EXERCISE GOAL — Pull out every line containing the string "this".

[Items from a data source]
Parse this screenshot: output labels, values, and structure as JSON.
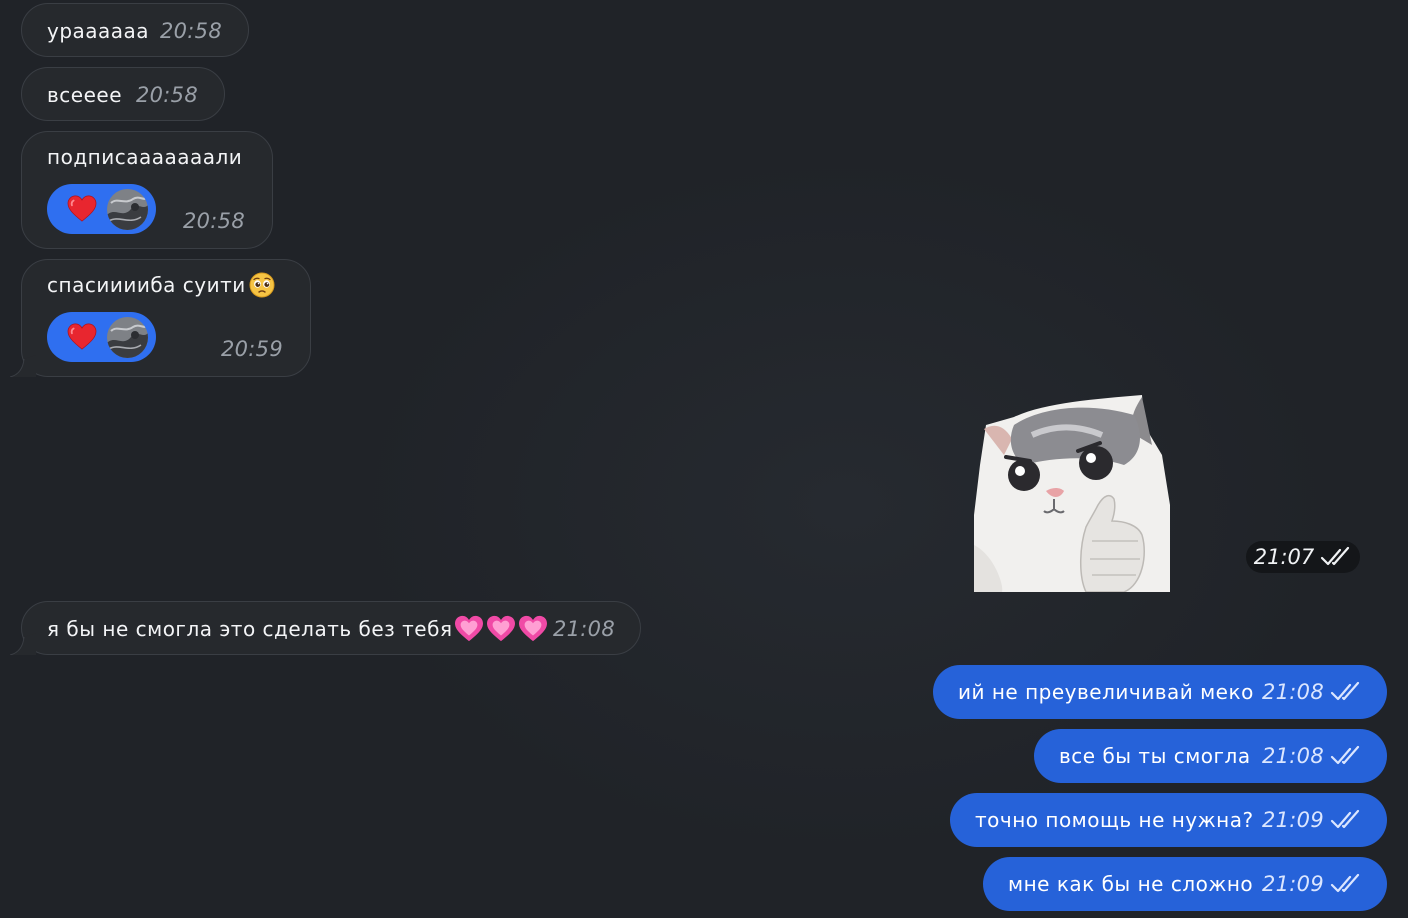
{
  "incoming": [
    {
      "text": "ураааааа",
      "time": "20:58"
    },
    {
      "text": "всеееe",
      "time": "20:58"
    },
    {
      "text": "подписааааааали",
      "time": "20:58",
      "reaction": "heart-emoji"
    },
    {
      "text": "спасиииибa суити",
      "time": "20:59",
      "reaction": "heart-emoji",
      "emoji": "pleading-face-emoji"
    },
    {
      "text": "я бы не смогла это сделать без тебя",
      "time": "21:08",
      "emoji": "sparkling-heart-emoji"
    }
  ],
  "sticker": {
    "icon": "cat-thumbs-up-sticker",
    "time": "21:07"
  },
  "outgoing": [
    {
      "text": "ий не преувеличивай меко",
      "time": "21:08"
    },
    {
      "text": "все бы ты смогла",
      "time": "21:08"
    },
    {
      "text": "точно помощь не нужна?",
      "time": "21:09"
    },
    {
      "text": "мне как бы не сложно",
      "time": "21:09"
    }
  ],
  "colors": {
    "background": "#22252a",
    "incoming_bubble": "#26292d",
    "outgoing_bubble": "#2662d9",
    "reaction": "#2f6ff0"
  }
}
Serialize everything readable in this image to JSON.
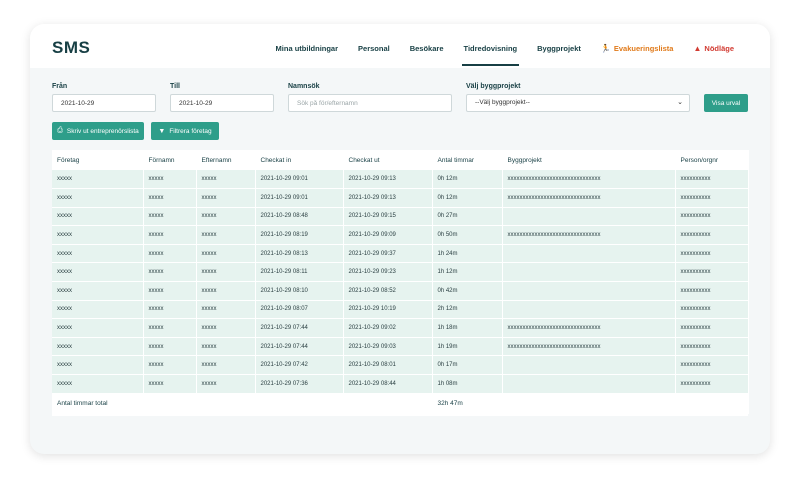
{
  "app": {
    "logo": "SMS"
  },
  "nav": {
    "items": [
      {
        "label": "Mina utbildningar"
      },
      {
        "label": "Personal"
      },
      {
        "label": "Besökare"
      },
      {
        "label": "Tidredovisning"
      },
      {
        "label": "Byggprojekt"
      },
      {
        "label": "Evakueringslista"
      },
      {
        "label": "Nödläge"
      }
    ],
    "active": "Tidredovisning"
  },
  "filters": {
    "from_label": "Från",
    "from_value": "2021-10-29",
    "to_label": "Till",
    "to_value": "2021-10-29",
    "name_label": "Namnsök",
    "name_placeholder": "Sök på för/efternamn",
    "project_label": "Välj byggprojekt",
    "project_selected": "--Välj byggprojekt--",
    "show_button": "Visa urval",
    "print_button": "Skriv ut entreprenörslista",
    "filter_button": "Filtrera företag"
  },
  "table": {
    "headers": [
      "Företag",
      "Förnamn",
      "Efternamn",
      "Checkat in",
      "Checkat ut",
      "Antal timmar",
      "Byggprojekt",
      "Person/orgnr"
    ],
    "rows": [
      [
        "xxxxx",
        "xxxxx",
        "xxxxx",
        "2021-10-29 09:01",
        "2021-10-29 09:13",
        "0h 12m",
        "xxxxxxxxxxxxxxxxxxxxxxxxxxxxxxx",
        "xxxxxxxxxx"
      ],
      [
        "xxxxx",
        "xxxxx",
        "xxxxx",
        "2021-10-29 09:01",
        "2021-10-29 09:13",
        "0h 12m",
        "xxxxxxxxxxxxxxxxxxxxxxxxxxxxxxx",
        "xxxxxxxxxx"
      ],
      [
        "xxxxx",
        "xxxxx",
        "xxxxx",
        "2021-10-29 08:48",
        "2021-10-29 09:15",
        "0h 27m",
        "",
        "xxxxxxxxxx"
      ],
      [
        "xxxxx",
        "xxxxx",
        "xxxxx",
        "2021-10-29 08:19",
        "2021-10-29 09:09",
        "0h 50m",
        "xxxxxxxxxxxxxxxxxxxxxxxxxxxxxxx",
        "xxxxxxxxxx"
      ],
      [
        "xxxxx",
        "xxxxx",
        "xxxxx",
        "2021-10-29 08:13",
        "2021-10-29 09:37",
        "1h 24m",
        "",
        "xxxxxxxxxx"
      ],
      [
        "xxxxx",
        "xxxxx",
        "xxxxx",
        "2021-10-29 08:11",
        "2021-10-29 09:23",
        "1h 12m",
        "",
        "xxxxxxxxxx"
      ],
      [
        "xxxxx",
        "xxxxx",
        "xxxxx",
        "2021-10-29 08:10",
        "2021-10-29 08:52",
        "0h 42m",
        "",
        "xxxxxxxxxx"
      ],
      [
        "xxxxx",
        "xxxxx",
        "xxxxx",
        "2021-10-29 08:07",
        "2021-10-29 10:19",
        "2h 12m",
        "",
        "xxxxxxxxxx"
      ],
      [
        "xxxxx",
        "xxxxx",
        "xxxxx",
        "2021-10-29 07:44",
        "2021-10-29 09:02",
        "1h 18m",
        "xxxxxxxxxxxxxxxxxxxxxxxxxxxxxxx",
        "xxxxxxxxxx"
      ],
      [
        "xxxxx",
        "xxxxx",
        "xxxxx",
        "2021-10-29 07:44",
        "2021-10-29 09:03",
        "1h 19m",
        "xxxxxxxxxxxxxxxxxxxxxxxxxxxxxxx",
        "xxxxxxxxxx"
      ],
      [
        "xxxxx",
        "xxxxx",
        "xxxxx",
        "2021-10-29 07:42",
        "2021-10-29 08:01",
        "0h 17m",
        "",
        "xxxxxxxxxx"
      ],
      [
        "xxxxx",
        "xxxxx",
        "xxxxx",
        "2021-10-29 07:36",
        "2021-10-29 08:44",
        "1h 08m",
        "",
        "xxxxxxxxxx"
      ]
    ],
    "footer_label": "Antal timmar total",
    "footer_total": "32h 47m"
  },
  "colors": {
    "accent": "#2e9e8a",
    "row": "#e6f3ef",
    "dark": "#173f44",
    "orange": "#e07a1a",
    "red": "#d23b32"
  },
  "icons": {
    "print": "print-icon",
    "filter": "filter-icon",
    "evac": "running-person-icon",
    "alert": "warning-icon",
    "select": "chevron-down-icon"
  }
}
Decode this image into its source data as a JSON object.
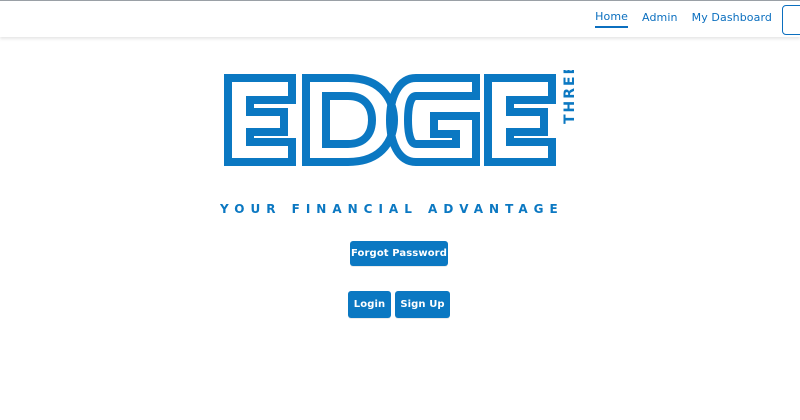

THE REPLY —
Parse this screenshot: output labels, values, and structure as JSON.
Serialize everything readable in this image to JSON.
Decode this image into its source data as a JSON object.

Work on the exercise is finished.